### Exercise task
Extract each line of the items below that contains the string "section".

### Stored data

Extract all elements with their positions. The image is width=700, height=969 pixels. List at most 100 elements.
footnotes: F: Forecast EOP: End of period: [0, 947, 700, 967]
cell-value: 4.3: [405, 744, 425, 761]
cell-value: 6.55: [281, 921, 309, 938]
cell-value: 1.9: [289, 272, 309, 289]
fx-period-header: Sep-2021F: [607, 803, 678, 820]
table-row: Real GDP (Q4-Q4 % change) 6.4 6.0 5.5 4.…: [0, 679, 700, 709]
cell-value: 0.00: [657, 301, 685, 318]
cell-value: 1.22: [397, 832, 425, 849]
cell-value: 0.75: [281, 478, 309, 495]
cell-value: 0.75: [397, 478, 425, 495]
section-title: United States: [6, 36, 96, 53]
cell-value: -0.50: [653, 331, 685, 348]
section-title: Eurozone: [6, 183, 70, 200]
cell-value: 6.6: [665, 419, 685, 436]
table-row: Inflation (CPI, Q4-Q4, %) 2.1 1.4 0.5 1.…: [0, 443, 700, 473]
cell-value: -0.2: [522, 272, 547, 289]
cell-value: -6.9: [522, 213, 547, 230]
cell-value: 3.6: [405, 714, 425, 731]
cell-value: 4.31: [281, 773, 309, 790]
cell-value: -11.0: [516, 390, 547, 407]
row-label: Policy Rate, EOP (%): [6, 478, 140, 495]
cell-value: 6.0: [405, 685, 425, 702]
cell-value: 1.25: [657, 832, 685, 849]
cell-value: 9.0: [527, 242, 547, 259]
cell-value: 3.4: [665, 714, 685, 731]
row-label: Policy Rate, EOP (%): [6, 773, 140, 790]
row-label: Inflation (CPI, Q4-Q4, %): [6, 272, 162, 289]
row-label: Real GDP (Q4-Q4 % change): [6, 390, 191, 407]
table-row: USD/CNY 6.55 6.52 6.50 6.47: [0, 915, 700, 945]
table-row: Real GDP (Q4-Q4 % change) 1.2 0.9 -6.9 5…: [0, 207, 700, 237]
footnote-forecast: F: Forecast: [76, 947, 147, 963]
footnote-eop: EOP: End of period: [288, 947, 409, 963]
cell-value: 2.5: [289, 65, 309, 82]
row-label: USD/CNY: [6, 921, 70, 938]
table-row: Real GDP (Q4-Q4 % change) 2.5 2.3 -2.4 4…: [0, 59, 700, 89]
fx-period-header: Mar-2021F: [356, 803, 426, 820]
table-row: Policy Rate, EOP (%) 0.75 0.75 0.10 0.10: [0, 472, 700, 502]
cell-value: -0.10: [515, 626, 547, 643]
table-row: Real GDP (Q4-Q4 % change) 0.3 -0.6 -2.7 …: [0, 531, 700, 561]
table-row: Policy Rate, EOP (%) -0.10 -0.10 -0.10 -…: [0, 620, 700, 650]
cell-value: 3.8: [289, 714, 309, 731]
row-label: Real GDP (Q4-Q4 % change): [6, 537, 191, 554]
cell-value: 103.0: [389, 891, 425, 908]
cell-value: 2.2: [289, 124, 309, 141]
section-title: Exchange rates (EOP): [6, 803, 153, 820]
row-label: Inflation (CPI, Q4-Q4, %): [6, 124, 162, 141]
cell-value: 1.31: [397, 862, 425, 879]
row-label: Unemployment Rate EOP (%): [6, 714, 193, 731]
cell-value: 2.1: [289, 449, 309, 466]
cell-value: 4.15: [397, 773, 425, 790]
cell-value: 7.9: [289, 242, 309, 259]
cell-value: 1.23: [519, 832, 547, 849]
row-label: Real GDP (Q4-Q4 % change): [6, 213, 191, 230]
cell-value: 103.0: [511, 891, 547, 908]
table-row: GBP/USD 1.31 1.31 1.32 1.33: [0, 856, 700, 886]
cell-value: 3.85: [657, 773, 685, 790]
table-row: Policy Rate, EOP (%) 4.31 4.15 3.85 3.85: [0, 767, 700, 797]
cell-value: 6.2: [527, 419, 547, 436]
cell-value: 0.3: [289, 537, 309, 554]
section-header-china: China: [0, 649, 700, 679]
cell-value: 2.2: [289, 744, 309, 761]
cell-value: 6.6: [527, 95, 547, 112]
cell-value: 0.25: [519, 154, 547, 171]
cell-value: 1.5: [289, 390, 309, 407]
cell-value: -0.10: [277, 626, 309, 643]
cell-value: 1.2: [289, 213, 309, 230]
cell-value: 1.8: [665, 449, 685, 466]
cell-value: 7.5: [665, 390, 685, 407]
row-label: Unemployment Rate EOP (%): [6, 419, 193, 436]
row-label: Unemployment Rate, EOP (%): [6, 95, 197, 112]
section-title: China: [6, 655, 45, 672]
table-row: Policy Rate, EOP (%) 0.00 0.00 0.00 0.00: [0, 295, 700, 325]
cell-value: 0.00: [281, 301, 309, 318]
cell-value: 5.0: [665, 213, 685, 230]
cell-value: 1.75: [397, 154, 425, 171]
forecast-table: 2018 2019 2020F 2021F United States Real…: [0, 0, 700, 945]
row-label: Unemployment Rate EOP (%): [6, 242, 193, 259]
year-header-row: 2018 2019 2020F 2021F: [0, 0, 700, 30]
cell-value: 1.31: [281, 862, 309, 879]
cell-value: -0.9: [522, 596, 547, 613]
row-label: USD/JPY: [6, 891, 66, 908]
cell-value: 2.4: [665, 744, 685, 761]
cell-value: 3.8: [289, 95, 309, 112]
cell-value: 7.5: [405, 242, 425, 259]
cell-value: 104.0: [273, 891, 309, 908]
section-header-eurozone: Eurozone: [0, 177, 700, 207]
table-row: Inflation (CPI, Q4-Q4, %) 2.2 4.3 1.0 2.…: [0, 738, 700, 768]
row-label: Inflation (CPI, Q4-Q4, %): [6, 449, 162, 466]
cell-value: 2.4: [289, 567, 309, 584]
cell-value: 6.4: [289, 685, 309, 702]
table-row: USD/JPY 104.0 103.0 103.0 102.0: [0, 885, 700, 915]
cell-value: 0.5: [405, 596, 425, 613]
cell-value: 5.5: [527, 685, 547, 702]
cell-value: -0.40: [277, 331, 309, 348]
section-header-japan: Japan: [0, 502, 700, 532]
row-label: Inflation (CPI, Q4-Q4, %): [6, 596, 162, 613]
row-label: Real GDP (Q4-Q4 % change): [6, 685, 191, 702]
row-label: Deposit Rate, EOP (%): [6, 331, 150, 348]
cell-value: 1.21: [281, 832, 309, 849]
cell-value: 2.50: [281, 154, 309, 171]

### Answer to the task
section-title: United States: [6, 36, 96, 53]
section-title: Eurozone: [6, 183, 70, 200]
section-title: Exchange rates (EOP): [6, 803, 153, 820]
section-header-china: China: [0, 649, 700, 679]
section-title: China: [6, 655, 45, 672]
section-header-eurozone: Eurozone: [0, 177, 700, 207]
section-header-japan: Japan: [0, 502, 700, 532]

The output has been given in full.